┏━━

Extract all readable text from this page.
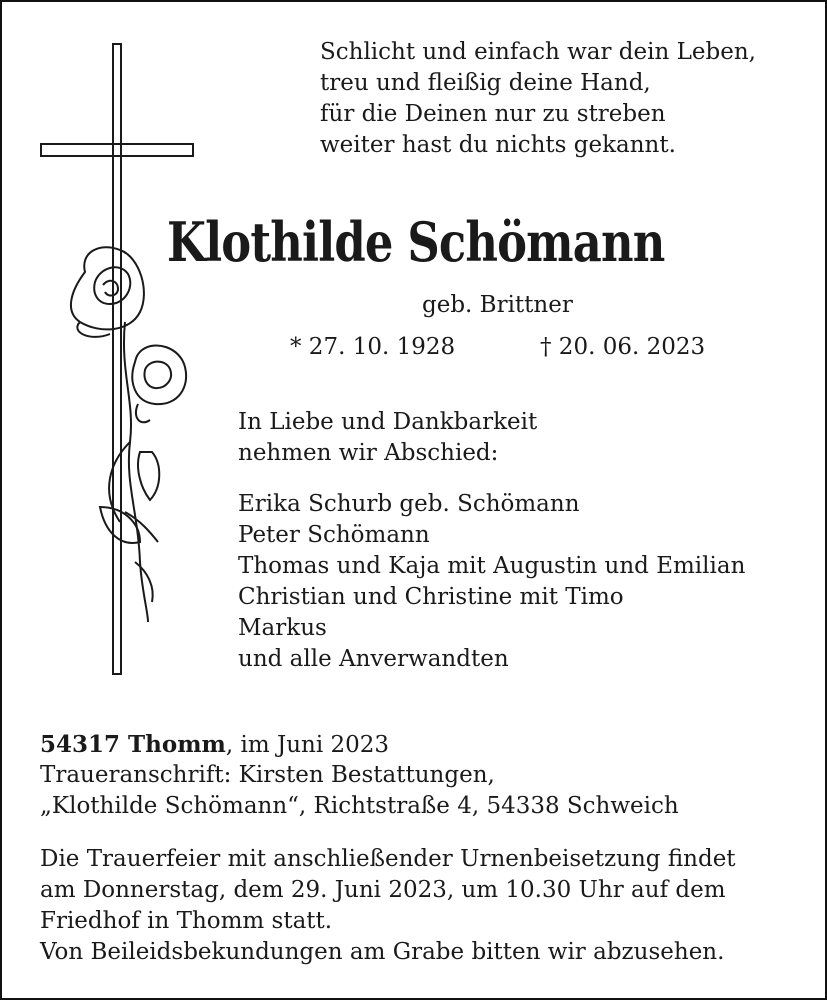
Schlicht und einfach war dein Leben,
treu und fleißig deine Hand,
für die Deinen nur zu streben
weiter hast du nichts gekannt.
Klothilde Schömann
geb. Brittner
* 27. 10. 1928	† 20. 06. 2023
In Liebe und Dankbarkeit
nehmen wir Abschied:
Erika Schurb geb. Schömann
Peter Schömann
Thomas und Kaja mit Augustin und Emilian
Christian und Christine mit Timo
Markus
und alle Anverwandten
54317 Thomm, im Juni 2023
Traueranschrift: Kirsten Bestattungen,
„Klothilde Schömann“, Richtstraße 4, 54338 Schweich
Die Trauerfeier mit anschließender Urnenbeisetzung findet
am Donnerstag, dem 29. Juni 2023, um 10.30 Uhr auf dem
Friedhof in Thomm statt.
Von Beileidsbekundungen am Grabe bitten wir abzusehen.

┗━━

> DIRECTIONS: Of the lines in the records, determine how many contain the word "Schömann", and report that number alone.

> ANSWER FOR THE TASK: 4